## WHAT IS ASKED
Reproduce each line exactly. Skip none.

## RECORDS FOR THIS TASK
------
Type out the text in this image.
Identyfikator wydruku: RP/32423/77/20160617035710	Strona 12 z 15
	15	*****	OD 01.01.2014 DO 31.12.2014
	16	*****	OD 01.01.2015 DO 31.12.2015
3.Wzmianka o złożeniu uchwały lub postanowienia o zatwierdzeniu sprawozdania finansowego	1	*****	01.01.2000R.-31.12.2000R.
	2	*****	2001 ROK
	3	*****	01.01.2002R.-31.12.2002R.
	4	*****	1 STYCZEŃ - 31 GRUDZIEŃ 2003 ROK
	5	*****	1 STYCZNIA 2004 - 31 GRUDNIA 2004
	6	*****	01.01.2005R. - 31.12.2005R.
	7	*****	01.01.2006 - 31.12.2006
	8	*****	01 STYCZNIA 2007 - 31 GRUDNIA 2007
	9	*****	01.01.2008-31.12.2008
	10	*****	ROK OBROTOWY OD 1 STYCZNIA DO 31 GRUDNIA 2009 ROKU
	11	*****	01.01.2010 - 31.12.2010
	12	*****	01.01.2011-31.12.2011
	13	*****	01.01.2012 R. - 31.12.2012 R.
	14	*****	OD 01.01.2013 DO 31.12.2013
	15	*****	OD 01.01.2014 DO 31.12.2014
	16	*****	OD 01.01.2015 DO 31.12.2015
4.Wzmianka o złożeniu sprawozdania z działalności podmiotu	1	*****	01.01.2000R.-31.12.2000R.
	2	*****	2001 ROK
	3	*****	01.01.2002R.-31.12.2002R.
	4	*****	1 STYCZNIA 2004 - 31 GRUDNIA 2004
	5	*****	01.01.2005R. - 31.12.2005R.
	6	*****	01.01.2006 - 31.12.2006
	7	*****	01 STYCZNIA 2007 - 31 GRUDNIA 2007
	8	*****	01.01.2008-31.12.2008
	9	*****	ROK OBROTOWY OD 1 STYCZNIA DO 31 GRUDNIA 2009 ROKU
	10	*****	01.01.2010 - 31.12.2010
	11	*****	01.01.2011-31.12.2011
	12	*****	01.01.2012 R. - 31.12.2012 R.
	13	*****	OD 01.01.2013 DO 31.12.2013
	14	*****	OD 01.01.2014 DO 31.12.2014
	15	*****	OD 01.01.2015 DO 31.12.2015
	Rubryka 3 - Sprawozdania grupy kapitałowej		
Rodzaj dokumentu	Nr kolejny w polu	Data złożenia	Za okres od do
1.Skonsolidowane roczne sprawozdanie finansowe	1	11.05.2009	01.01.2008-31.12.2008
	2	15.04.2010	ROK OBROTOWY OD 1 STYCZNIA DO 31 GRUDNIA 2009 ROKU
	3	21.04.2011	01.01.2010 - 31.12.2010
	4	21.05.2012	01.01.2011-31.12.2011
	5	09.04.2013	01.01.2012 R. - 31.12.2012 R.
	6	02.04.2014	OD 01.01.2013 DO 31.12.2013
------
## WORKED ANSWER
Type out the text in this image.
Identyfikator wydruku: RP/32423/77/20160617035710	Strona 12 z 15
	15	*****	OD 01.01.2014 DO 31.12.2014
	16	*****	OD 01.01.2015 DO 31.12.2015
3.Wzmianka o złożeniu uchwały lub postanowienia o zatwierdzeniu sprawozdania finansowego	1	*****	01.01.2000R.-31.12.2000R.
	2	*****	2001 ROK
	3	*****	01.01.2002R.-31.12.2002R.
	4	*****	1 STYCZEŃ - 31 GRUDZIEŃ 2003 ROK
	5	*****	1 STYCZNIA 2004 - 31 GRUDNIA 2004
	6	*****	01.01.2005R. - 31.12.2005R.
	7	*****	01.01.2006 - 31.12.2006
	8	*****	01 STYCZNIA 2007 - 31 GRUDNIA 2007
	9	*****	01.01.2008-31.12.2008
	10	*****	ROK OBROTOWY OD 1 STYCZNIA DO 31 GRUDNIA 2009 ROKU
	11	*****	01.01.2010 - 31.12.2010
	12	*****	01.01.2011-31.12.2011
	13	*****	01.01.2012 R. - 31.12.2012 R.
	14	*****	OD 01.01.2013 DO 31.12.2013
	15	*****	OD 01.01.2014 DO 31.12.2014
	16	*****	OD 01.01.2015 DO 31.12.2015
4.Wzmianka o złożeniu sprawozdania z działalności podmiotu	1	*****	01.01.2000R.-31.12.2000R.
	2	*****	2001 ROK
	3	*****	01.01.2002R.-31.12.2002R.
	4	*****	1 STYCZNIA 2004 - 31 GRUDNIA 2004
	5	*****	01.01.2005R. - 31.12.2005R.
	6	*****	01.01.2006 - 31.12.2006
	7	*****	01 STYCZNIA 2007 - 31 GRUDNIA 2007
	8	*****	01.01.2008-31.12.2008
	9	*****	ROK OBROTOWY OD 1 STYCZNIA DO 31 GRUDNIA 2009 ROKU
	10	*****	01.01.2010 - 31.12.2010
	11	*****	01.01.2011-31.12.2011
	12	*****	01.01.2012 R. - 31.12.2012 R.
	13	*****	OD 01.01.2013 DO 31.12.2013
	14	*****	OD 01.01.2014 DO 31.12.2014
	15	*****	OD 01.01.2015 DO 31.12.2015
	Rubryka 3 - Sprawozdania grupy kapitałowej		
Rodzaj dokumentu	Nr kolejny w polu	Data złożenia	Za okres od do
1.Skonsolidowane roczne sprawozdanie finansowe	1	11.05.2009	01.01.2008-31.12.2008
	2	15.04.2010	ROK OBROTOWY OD 1 STYCZNIA DO 31 GRUDNIA 2009 ROKU
	3	21.04.2011	01.01.2010 - 31.12.2010
	4	21.05.2012	01.01.2011-31.12.2011
	5	09.04.2013	01.01.2012 R. - 31.12.2012 R.
	6	02.04.2014	OD 01.01.2013 DO 31.12.2013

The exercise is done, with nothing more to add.